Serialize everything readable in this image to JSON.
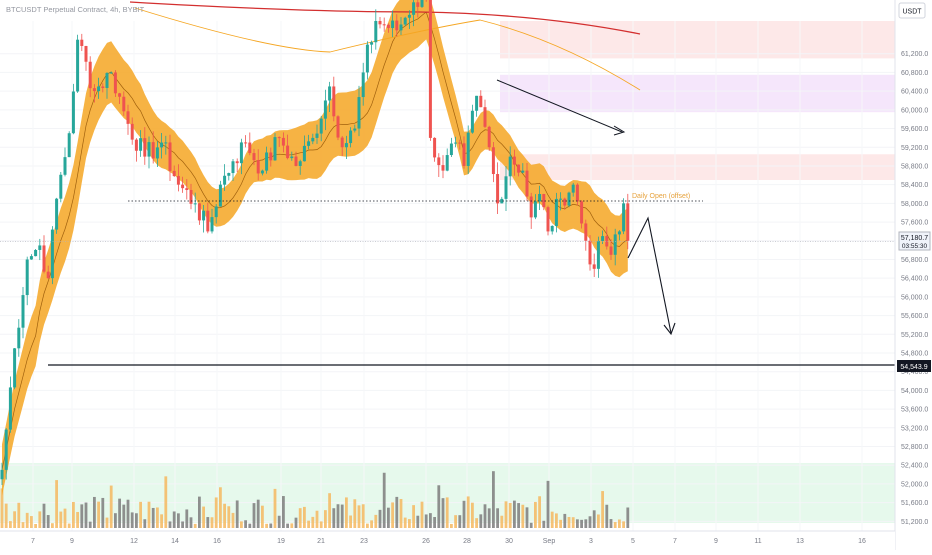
{
  "header": {
    "symbol_title": "BTCUSDT Perpetual Contract, 4h, BYBIT",
    "currency_button": "USDT"
  },
  "price_axis": {
    "ticks": [
      "61,200.0",
      "60,800.0",
      "60,400.0",
      "60,000.0",
      "59,600.0",
      "59,200.0",
      "58,800.0",
      "58,400.0",
      "58,000.0",
      "57,600.0",
      "57,200.0",
      "56,800.0",
      "56,400.0",
      "56,000.0",
      "55,600.0",
      "55,200.0",
      "54,800.0",
      "54,400.0",
      "54,000.0",
      "53,600.0",
      "53,200.0",
      "52,800.0",
      "52,400.0",
      "52,000.0",
      "51,600.0",
      "51,200.0"
    ],
    "current_price": "57,180.7",
    "countdown": "03:55:30",
    "level_price": "54,543.9"
  },
  "time_axis": {
    "labels": [
      "7",
      "9",
      "12",
      "14",
      "16",
      "19",
      "21",
      "23",
      "26",
      "28",
      "30",
      "Sep",
      "3",
      "5",
      "7",
      "9",
      "11",
      "13",
      "16"
    ]
  },
  "annotations": {
    "daily_open": "Daily Open (offset)"
  },
  "colors": {
    "up": "#26a69a",
    "down": "#ef5350",
    "band": "#f5a623",
    "ma_long": "#d32f2f",
    "ma_mid": "#f5a623",
    "volume_zone": "#e6f9ec",
    "zone_red": "#fde8e8",
    "zone_purple": "#f5e6fb"
  },
  "chart_data": {
    "type": "candlestick",
    "title": "BTCUSDT Perpetual Contract, 4h, BYBIT",
    "xlabel": "",
    "ylabel": "USDT",
    "ylim": [
      51100,
      61900
    ],
    "x_ticks": [
      "7",
      "9",
      "12",
      "14",
      "16",
      "19",
      "21",
      "23",
      "26",
      "28",
      "30",
      "Sep",
      "3",
      "5",
      "7",
      "9",
      "11",
      "13",
      "16"
    ],
    "horizontal_levels": [
      {
        "value": 54543.9,
        "style": "solid"
      },
      {
        "value": 58050,
        "style": "dotted",
        "label": "Daily Open (offset)"
      },
      {
        "value": 57180.7,
        "style": "current-price"
      }
    ],
    "zones": [
      {
        "from": 61100,
        "to": 61900,
        "color": "zone_red"
      },
      {
        "from": 59950,
        "to": 60750,
        "color": "zone_purple"
      },
      {
        "from": 58500,
        "to": 59050,
        "color": "zone_red"
      }
    ],
    "anchors": [
      {
        "i": 0,
        "c": 52300
      },
      {
        "i": 3,
        "c": 54900
      },
      {
        "i": 6,
        "c": 56800
      },
      {
        "i": 9,
        "c": 57100
      },
      {
        "i": 11,
        "c": 56400
      },
      {
        "i": 13,
        "c": 58100
      },
      {
        "i": 16,
        "c": 59500
      },
      {
        "i": 18,
        "c": 61500
      },
      {
        "i": 22,
        "c": 60400
      },
      {
        "i": 26,
        "c": 60800
      },
      {
        "i": 30,
        "c": 59700
      },
      {
        "i": 34,
        "c": 59000
      },
      {
        "i": 38,
        "c": 59300
      },
      {
        "i": 42,
        "c": 58400
      },
      {
        "i": 46,
        "c": 58000
      },
      {
        "i": 49,
        "c": 57400
      },
      {
        "i": 52,
        "c": 58400
      },
      {
        "i": 55,
        "c": 58900
      },
      {
        "i": 58,
        "c": 59300
      },
      {
        "i": 62,
        "c": 58700
      },
      {
        "i": 66,
        "c": 59400
      },
      {
        "i": 70,
        "c": 58800
      },
      {
        "i": 74,
        "c": 59400
      },
      {
        "i": 78,
        "c": 60500
      },
      {
        "i": 81,
        "c": 59200
      },
      {
        "i": 84,
        "c": 59600
      },
      {
        "i": 86,
        "c": 60800
      },
      {
        "i": 89,
        "c": 61900
      },
      {
        "i": 94,
        "c": 61700
      },
      {
        "i": 98,
        "c": 62300
      },
      {
        "i": 101,
        "c": 62400
      },
      {
        "i": 102,
        "c": 59400
      },
      {
        "i": 105,
        "c": 58700
      },
      {
        "i": 108,
        "c": 59300
      },
      {
        "i": 110,
        "c": 58800
      },
      {
        "i": 113,
        "c": 60300
      },
      {
        "i": 116,
        "c": 59200
      },
      {
        "i": 118,
        "c": 58000
      },
      {
        "i": 121,
        "c": 59000
      },
      {
        "i": 124,
        "c": 58700
      },
      {
        "i": 126,
        "c": 57700
      },
      {
        "i": 128,
        "c": 58200
      },
      {
        "i": 130,
        "c": 57400
      },
      {
        "i": 133,
        "c": 58100
      },
      {
        "i": 136,
        "c": 58400
      },
      {
        "i": 139,
        "c": 57200
      },
      {
        "i": 141,
        "c": 56600
      },
      {
        "i": 143,
        "c": 57300
      },
      {
        "i": 145,
        "c": 56900
      },
      {
        "i": 147,
        "c": 57400
      },
      {
        "i": 148,
        "c": 58000
      },
      {
        "i": 149,
        "c": 57200
      }
    ]
  }
}
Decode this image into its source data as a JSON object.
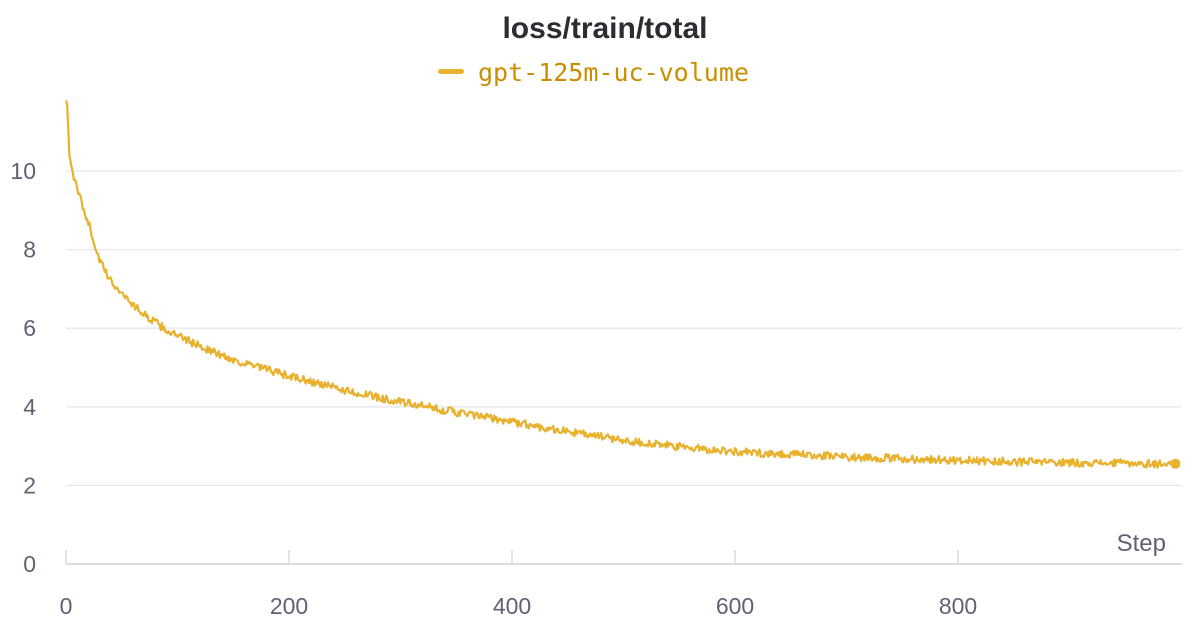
{
  "chart_data": {
    "type": "line",
    "title": "loss/train/total",
    "xlabel": "Step",
    "ylabel": "",
    "xlim": [
      0,
      1000
    ],
    "ylim": [
      0,
      12
    ],
    "x_ticks": [
      0,
      200,
      400,
      600,
      800
    ],
    "y_ticks": [
      0,
      2,
      4,
      6,
      8,
      10
    ],
    "grid": "horizontal",
    "legend_position": "top-center",
    "colors": {
      "series": "#e8b12e",
      "legend_text": "#c98f00",
      "grid": "#e6e7ea",
      "axis": "#dadce2",
      "tick_label": "#5f6272",
      "title": "#2b2d33"
    },
    "series": [
      {
        "name": "gpt-125m-uc-volume",
        "x": [
          0,
          1,
          2,
          3,
          5,
          8,
          10,
          13,
          15,
          20,
          25,
          30,
          35,
          40,
          50,
          60,
          70,
          80,
          90,
          100,
          120,
          140,
          160,
          180,
          200,
          225,
          250,
          275,
          300,
          325,
          350,
          375,
          400,
          425,
          450,
          475,
          500,
          525,
          550,
          575,
          600,
          625,
          650,
          675,
          700,
          725,
          750,
          775,
          800,
          825,
          850,
          875,
          900,
          925,
          950,
          975,
          995
        ],
        "y": [
          11.8,
          11.7,
          11.1,
          10.4,
          10.1,
          9.75,
          9.5,
          9.3,
          9.1,
          8.7,
          8.2,
          7.75,
          7.45,
          7.2,
          6.9,
          6.6,
          6.35,
          6.15,
          5.95,
          5.8,
          5.55,
          5.3,
          5.1,
          4.95,
          4.78,
          4.6,
          4.42,
          4.27,
          4.12,
          3.99,
          3.86,
          3.74,
          3.62,
          3.49,
          3.37,
          3.26,
          3.15,
          3.06,
          2.98,
          2.92,
          2.86,
          2.82,
          2.79,
          2.76,
          2.73,
          2.7,
          2.68,
          2.66,
          2.64,
          2.62,
          2.6,
          2.59,
          2.58,
          2.57,
          2.56,
          2.55,
          2.55
        ]
      }
    ]
  }
}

Problem statement: Omit every picture, then reproduce the rest of the listing exactly.

Written answer:
Serialize everything readable in this image to JSON.
{
  "header": {
    "symbol_title": "BTCUSDT Perpetual Contract, 4h, BYBIT",
    "currency_button": "USDT"
  },
  "price_axis": {
    "ticks": [
      "61,200.0",
      "60,800.0",
      "60,400.0",
      "60,000.0",
      "59,600.0",
      "59,200.0",
      "58,800.0",
      "58,400.0",
      "58,000.0",
      "57,600.0",
      "57,200.0",
      "56,800.0",
      "56,400.0",
      "56,000.0",
      "55,600.0",
      "55,200.0",
      "54,800.0",
      "54,400.0",
      "54,000.0",
      "53,600.0",
      "53,200.0",
      "52,800.0",
      "52,400.0",
      "52,000.0",
      "51,600.0",
      "51,200.0"
    ],
    "current_price": "57,180.7",
    "countdown": "03:55:30",
    "level_price": "54,543.9"
  },
  "time_axis": {
    "labels": [
      "7",
      "9",
      "12",
      "14",
      "16",
      "19",
      "21",
      "23",
      "26",
      "28",
      "30",
      "Sep",
      "3",
      "5",
      "7",
      "9",
      "11",
      "13",
      "16"
    ]
  },
  "annotations": {
    "daily_open": "Daily Open (offset)"
  },
  "colors": {
    "up": "#26a69a",
    "down": "#ef5350",
    "band": "#f5a623",
    "ma_long": "#d32f2f",
    "ma_mid": "#f5a623",
    "volume_zone": "#e6f9ec",
    "zone_red": "#fde8e8",
    "zone_purple": "#f5e6fb"
  },
  "chart_data": {
    "type": "candlestick",
    "title": "BTCUSDT Perpetual Contract, 4h, BYBIT",
    "xlabel": "",
    "ylabel": "USDT",
    "ylim": [
      51100,
      61900
    ],
    "x_ticks": [
      "7",
      "9",
      "12",
      "14",
      "16",
      "19",
      "21",
      "23",
      "26",
      "28",
      "30",
      "Sep",
      "3",
      "5",
      "7",
      "9",
      "11",
      "13",
      "16"
    ],
    "horizontal_levels": [
      {
        "value": 54543.9,
        "style": "solid"
      },
      {
        "value": 58050,
        "style": "dotted",
        "label": "Daily Open (offset)"
      },
      {
        "value": 57180.7,
        "style": "current-price"
      }
    ],
    "zones": [
      {
        "from": 61100,
        "to": 61900,
        "color": "zone_red"
      },
      {
        "from": 59950,
        "to": 60750,
        "color": "zone_purple"
      },
      {
        "from": 58500,
        "to": 59050,
        "color": "zone_red"
      }
    ],
    "anchors": [
      {
        "i": 0,
        "c": 52300
      },
      {
        "i": 3,
        "c": 54900
      },
      {
        "i": 6,
        "c": 56800
      },
      {
        "i": 9,
        "c": 57100
      },
      {
        "i": 11,
        "c": 56400
      },
      {
        "i": 13,
        "c": 58100
      },
      {
        "i": 16,
        "c": 59500
      },
      {
        "i": 18,
        "c": 61500
      },
      {
        "i": 22,
        "c": 60400
      },
      {
        "i": 26,
        "c": 60800
      },
      {
        "i": 30,
        "c": 59700
      },
      {
        "i": 34,
        "c": 59000
      },
      {
        "i": 38,
        "c": 59300
      },
      {
        "i": 42,
        "c": 58400
      },
      {
        "i": 46,
        "c": 58000
      },
      {
        "i": 49,
        "c": 57400
      },
      {
        "i": 52,
        "c": 58400
      },
      {
        "i": 55,
        "c": 58900
      },
      {
        "i": 58,
        "c": 59300
      },
      {
        "i": 62,
        "c": 58700
      },
      {
        "i": 66,
        "c": 59400
      },
      {
        "i": 70,
        "c": 58800
      },
      {
        "i": 74,
        "c": 59400
      },
      {
        "i": 78,
        "c": 60500
      },
      {
        "i": 81,
        "c": 59200
      },
      {
        "i": 84,
        "c": 59600
      },
      {
        "i": 86,
        "c": 60800
      },
      {
        "i": 89,
        "c": 61900
      },
      {
        "i": 94,
        "c": 61700
      },
      {
        "i": 98,
        "c": 62300
      },
      {
        "i": 101,
        "c": 62400
      },
      {
        "i": 102,
        "c": 59400
      },
      {
        "i": 105,
        "c": 58700
      },
      {
        "i": 108,
        "c": 59300
      },
      {
        "i": 110,
        "c": 58800
      },
      {
        "i": 113,
        "c": 60300
      },
      {
        "i": 116,
        "c": 59200
      },
      {
        "i": 118,
        "c": 58000
      },
      {
        "i": 121,
        "c": 59000
      },
      {
        "i": 124,
        "c": 58700
      },
      {
        "i": 126,
        "c": 57700
      },
      {
        "i": 128,
        "c": 58200
      },
      {
        "i": 130,
        "c": 57400
      },
      {
        "i": 133,
        "c": 58100
      },
      {
        "i": 136,
        "c": 58400
      },
      {
        "i": 139,
        "c": 57200
      },
      {
        "i": 141,
        "c": 56600
      },
      {
        "i": 143,
        "c": 57300
      },
      {
        "i": 145,
        "c": 56900
      },
      {
        "i": 147,
        "c": 57400
      },
      {
        "i": 148,
        "c": 58000
      },
      {
        "i": 149,
        "c": 57200
      }
    ]
  }
}
Decode this image into its source data as a JSON object.
{
  "chart_data": {
    "type": "line",
    "title": "loss/train/total",
    "xlabel": "Step",
    "ylabel": "",
    "xlim": [
      0,
      1000
    ],
    "ylim": [
      0,
      12
    ],
    "x_ticks": [
      0,
      200,
      400,
      600,
      800
    ],
    "y_ticks": [
      0,
      2,
      4,
      6,
      8,
      10
    ],
    "grid": "horizontal",
    "legend_position": "top-center",
    "colors": {
      "series": "#e8b12e",
      "legend_text": "#c98f00",
      "grid": "#e6e7ea",
      "axis": "#dadce2",
      "tick_label": "#5f6272",
      "title": "#2b2d33"
    },
    "series": [
      {
        "name": "gpt-125m-uc-volume",
        "x": [
          0,
          1,
          2,
          3,
          5,
          8,
          10,
          13,
          15,
          20,
          25,
          30,
          35,
          40,
          50,
          60,
          70,
          80,
          90,
          100,
          120,
          140,
          160,
          180,
          200,
          225,
          250,
          275,
          300,
          325,
          350,
          375,
          400,
          425,
          450,
          475,
          500,
          525,
          550,
          575,
          600,
          625,
          650,
          675,
          700,
          725,
          750,
          775,
          800,
          825,
          850,
          875,
          900,
          925,
          950,
          975,
          995
        ],
        "y": [
          11.8,
          11.7,
          11.1,
          10.4,
          10.1,
          9.75,
          9.5,
          9.3,
          9.1,
          8.7,
          8.2,
          7.75,
          7.45,
          7.2,
          6.9,
          6.6,
          6.35,
          6.15,
          5.95,
          5.8,
          5.55,
          5.3,
          5.1,
          4.95,
          4.78,
          4.6,
          4.42,
          4.27,
          4.12,
          3.99,
          3.86,
          3.74,
          3.62,
          3.49,
          3.37,
          3.26,
          3.15,
          3.06,
          2.98,
          2.92,
          2.86,
          2.82,
          2.79,
          2.76,
          2.73,
          2.7,
          2.68,
          2.66,
          2.64,
          2.62,
          2.6,
          2.59,
          2.58,
          2.57,
          2.56,
          2.55,
          2.55
        ]
      }
    ]
  }
}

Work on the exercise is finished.